Exercise task.
Write out each line word for word. Drop pictures.

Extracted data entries

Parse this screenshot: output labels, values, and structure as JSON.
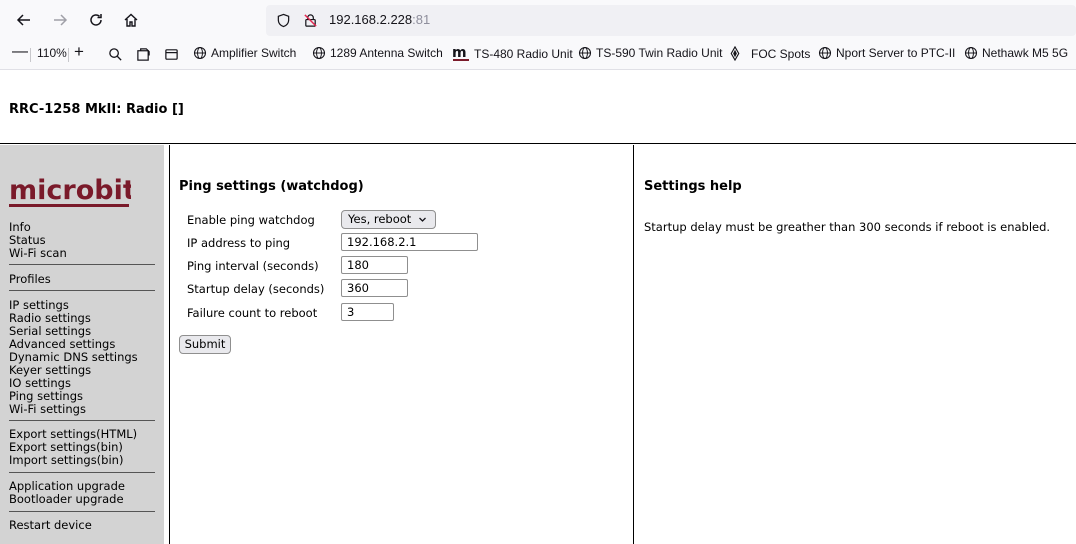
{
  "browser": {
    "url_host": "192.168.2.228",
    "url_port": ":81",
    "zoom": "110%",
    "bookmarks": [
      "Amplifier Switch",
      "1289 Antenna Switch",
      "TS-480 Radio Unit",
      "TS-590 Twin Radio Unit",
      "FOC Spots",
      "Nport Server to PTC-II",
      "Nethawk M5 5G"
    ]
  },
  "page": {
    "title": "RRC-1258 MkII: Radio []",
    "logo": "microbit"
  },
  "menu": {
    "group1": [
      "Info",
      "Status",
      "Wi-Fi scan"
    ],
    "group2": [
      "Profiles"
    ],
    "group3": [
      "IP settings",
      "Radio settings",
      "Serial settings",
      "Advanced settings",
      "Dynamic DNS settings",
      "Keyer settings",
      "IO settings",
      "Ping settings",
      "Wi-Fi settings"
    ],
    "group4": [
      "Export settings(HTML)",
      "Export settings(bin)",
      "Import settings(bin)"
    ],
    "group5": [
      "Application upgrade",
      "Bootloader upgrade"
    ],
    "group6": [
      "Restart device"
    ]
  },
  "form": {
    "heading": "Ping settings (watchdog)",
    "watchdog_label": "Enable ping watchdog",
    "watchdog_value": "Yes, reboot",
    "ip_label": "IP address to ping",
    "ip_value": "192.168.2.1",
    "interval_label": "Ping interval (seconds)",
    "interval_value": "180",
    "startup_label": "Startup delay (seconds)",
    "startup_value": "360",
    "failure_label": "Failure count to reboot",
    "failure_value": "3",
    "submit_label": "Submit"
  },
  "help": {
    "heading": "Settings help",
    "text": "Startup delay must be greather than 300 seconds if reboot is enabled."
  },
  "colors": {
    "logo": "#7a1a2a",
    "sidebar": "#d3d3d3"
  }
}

Written response.
Parse this screenshot: output labels, values, and structure as JSON.
{
  "browser": {
    "url_host": "192.168.2.228",
    "url_port": ":81",
    "zoom": "110%",
    "bookmarks": [
      "Amplifier Switch",
      "1289 Antenna Switch",
      "TS-480 Radio Unit",
      "TS-590 Twin Radio Unit",
      "FOC Spots",
      "Nport Server to PTC-II",
      "Nethawk M5 5G"
    ]
  },
  "page": {
    "title": "RRC-1258 MkII: Radio []",
    "logo": "microbit"
  },
  "menu": {
    "group1": [
      "Info",
      "Status",
      "Wi-Fi scan"
    ],
    "group2": [
      "Profiles"
    ],
    "group3": [
      "IP settings",
      "Radio settings",
      "Serial settings",
      "Advanced settings",
      "Dynamic DNS settings",
      "Keyer settings",
      "IO settings",
      "Ping settings",
      "Wi-Fi settings"
    ],
    "group4": [
      "Export settings(HTML)",
      "Export settings(bin)",
      "Import settings(bin)"
    ],
    "group5": [
      "Application upgrade",
      "Bootloader upgrade"
    ],
    "group6": [
      "Restart device"
    ]
  },
  "form": {
    "heading": "Ping settings (watchdog)",
    "watchdog_label": "Enable ping watchdog",
    "watchdog_value": "Yes, reboot",
    "ip_label": "IP address to ping",
    "ip_value": "192.168.2.1",
    "interval_label": "Ping interval (seconds)",
    "interval_value": "180",
    "startup_label": "Startup delay (seconds)",
    "startup_value": "360",
    "failure_label": "Failure count to reboot",
    "failure_value": "3",
    "submit_label": "Submit"
  },
  "help": {
    "heading": "Settings help",
    "text": "Startup delay must be greather than 300 seconds if reboot is enabled."
  },
  "colors": {
    "logo": "#7a1a2a",
    "sidebar": "#d3d3d3"
  }
}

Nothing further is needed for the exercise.